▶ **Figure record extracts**
** Begin **

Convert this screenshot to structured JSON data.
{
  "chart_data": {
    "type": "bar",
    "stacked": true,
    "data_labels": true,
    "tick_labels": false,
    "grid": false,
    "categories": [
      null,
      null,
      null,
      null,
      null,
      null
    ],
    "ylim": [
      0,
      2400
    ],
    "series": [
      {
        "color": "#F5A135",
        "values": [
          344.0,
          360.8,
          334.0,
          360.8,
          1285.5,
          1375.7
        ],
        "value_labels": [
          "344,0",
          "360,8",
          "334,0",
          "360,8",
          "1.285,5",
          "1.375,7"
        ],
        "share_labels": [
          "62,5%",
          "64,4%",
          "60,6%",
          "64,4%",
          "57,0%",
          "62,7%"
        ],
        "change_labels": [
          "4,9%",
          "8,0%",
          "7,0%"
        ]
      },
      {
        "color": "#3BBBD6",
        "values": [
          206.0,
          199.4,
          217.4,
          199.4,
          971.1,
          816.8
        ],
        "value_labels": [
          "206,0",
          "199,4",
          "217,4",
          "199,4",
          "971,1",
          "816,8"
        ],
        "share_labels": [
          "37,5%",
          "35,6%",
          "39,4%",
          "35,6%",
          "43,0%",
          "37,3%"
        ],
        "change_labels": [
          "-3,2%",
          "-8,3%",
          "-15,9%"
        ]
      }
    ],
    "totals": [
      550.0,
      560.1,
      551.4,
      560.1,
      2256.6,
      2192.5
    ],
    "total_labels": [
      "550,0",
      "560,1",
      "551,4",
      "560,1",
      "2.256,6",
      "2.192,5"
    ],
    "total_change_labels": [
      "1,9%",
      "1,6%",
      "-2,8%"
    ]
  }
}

** End **
** Begin **

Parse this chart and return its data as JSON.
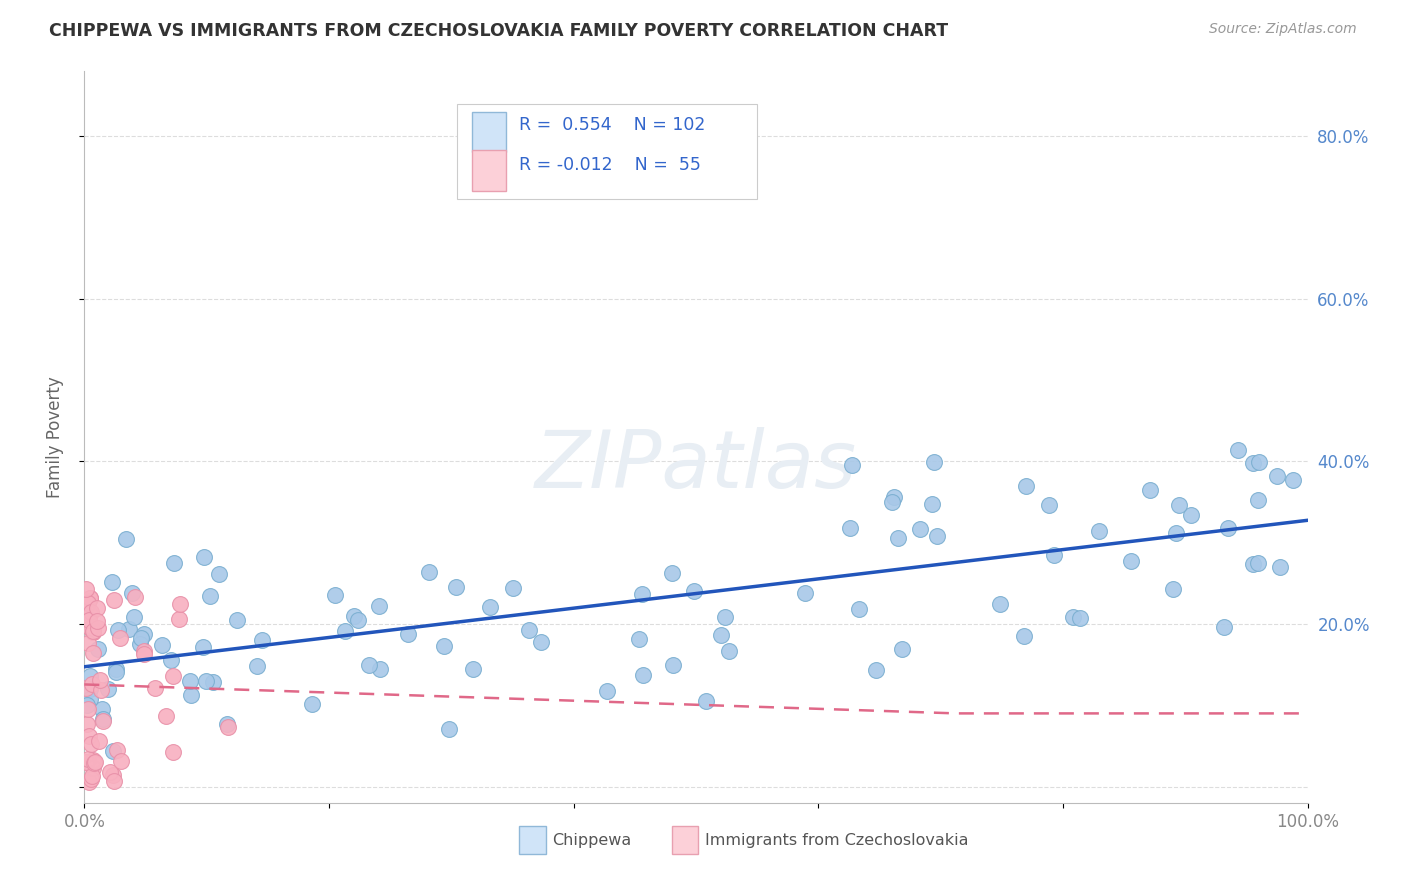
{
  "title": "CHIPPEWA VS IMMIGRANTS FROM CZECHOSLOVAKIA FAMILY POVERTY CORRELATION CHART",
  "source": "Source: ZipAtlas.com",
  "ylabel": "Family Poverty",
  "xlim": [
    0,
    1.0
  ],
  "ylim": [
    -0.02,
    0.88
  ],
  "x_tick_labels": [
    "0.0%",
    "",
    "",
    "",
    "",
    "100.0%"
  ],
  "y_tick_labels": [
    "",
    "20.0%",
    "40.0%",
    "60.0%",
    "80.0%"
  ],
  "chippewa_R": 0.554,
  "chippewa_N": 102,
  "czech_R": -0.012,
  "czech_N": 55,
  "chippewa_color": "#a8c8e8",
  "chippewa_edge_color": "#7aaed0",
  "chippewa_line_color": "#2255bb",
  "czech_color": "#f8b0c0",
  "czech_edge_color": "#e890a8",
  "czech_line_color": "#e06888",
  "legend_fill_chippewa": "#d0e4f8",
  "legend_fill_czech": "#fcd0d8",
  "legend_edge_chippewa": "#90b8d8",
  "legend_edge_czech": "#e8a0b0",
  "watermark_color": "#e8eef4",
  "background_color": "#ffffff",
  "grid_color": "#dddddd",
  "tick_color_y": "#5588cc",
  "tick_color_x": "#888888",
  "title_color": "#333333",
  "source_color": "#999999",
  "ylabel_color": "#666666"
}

** End **
** Begin **

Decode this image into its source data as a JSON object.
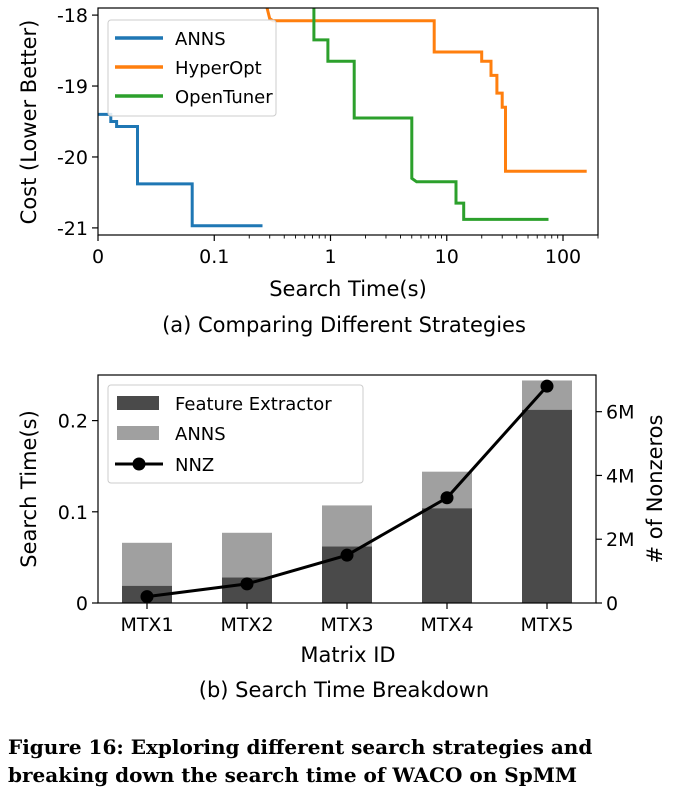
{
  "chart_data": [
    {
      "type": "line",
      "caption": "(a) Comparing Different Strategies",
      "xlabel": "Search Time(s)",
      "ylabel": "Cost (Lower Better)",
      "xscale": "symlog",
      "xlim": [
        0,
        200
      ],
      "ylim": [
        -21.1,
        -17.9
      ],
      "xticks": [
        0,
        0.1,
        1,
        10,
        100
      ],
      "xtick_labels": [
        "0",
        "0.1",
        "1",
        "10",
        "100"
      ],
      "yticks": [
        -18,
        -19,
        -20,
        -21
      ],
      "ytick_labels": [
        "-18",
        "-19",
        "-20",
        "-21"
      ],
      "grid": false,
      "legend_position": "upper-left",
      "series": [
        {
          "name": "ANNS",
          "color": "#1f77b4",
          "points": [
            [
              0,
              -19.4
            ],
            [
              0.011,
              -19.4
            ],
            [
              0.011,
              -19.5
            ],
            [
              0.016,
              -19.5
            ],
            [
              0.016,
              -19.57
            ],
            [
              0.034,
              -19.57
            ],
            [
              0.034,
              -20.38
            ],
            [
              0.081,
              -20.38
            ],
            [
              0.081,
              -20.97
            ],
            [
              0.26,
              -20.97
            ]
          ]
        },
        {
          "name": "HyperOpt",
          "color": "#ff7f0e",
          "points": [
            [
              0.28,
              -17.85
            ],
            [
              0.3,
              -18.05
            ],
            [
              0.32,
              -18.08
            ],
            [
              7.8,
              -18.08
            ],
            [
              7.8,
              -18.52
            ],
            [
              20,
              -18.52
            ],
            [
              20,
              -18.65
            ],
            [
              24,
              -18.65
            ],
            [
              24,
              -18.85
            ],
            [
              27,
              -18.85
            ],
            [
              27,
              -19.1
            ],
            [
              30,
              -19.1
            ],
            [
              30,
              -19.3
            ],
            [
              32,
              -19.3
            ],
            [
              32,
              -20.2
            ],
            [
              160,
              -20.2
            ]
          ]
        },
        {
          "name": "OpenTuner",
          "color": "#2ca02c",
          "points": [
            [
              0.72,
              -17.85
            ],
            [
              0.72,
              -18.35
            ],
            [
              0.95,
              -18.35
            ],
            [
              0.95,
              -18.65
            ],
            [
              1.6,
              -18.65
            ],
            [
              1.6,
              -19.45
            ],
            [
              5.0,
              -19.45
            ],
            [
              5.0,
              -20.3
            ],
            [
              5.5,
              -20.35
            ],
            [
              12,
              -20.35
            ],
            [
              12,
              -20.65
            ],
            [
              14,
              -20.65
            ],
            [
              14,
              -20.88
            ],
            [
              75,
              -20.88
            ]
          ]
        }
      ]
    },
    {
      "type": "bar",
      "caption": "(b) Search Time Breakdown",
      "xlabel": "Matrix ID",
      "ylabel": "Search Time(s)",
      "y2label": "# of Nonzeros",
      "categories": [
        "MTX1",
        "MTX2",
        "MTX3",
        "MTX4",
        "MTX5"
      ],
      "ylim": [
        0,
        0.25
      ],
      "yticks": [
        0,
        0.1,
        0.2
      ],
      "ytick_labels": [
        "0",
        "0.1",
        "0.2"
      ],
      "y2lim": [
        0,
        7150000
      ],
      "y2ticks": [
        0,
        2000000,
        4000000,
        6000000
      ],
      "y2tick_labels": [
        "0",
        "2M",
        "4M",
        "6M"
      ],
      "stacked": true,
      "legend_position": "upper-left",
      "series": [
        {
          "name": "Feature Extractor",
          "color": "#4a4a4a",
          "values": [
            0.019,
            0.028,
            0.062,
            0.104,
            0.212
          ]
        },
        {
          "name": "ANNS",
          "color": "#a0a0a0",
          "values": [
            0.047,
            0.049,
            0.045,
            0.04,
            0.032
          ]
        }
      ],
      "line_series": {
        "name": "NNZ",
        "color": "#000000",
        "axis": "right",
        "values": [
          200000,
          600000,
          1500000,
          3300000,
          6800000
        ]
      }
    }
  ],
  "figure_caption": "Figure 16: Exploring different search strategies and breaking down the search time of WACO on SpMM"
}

** End **

▶ **DIRECTIONS**
In the listing above, how many lines hold the word "true"? Give the number and nothing more.

▶ **ANSWER TO THIS TASK**
3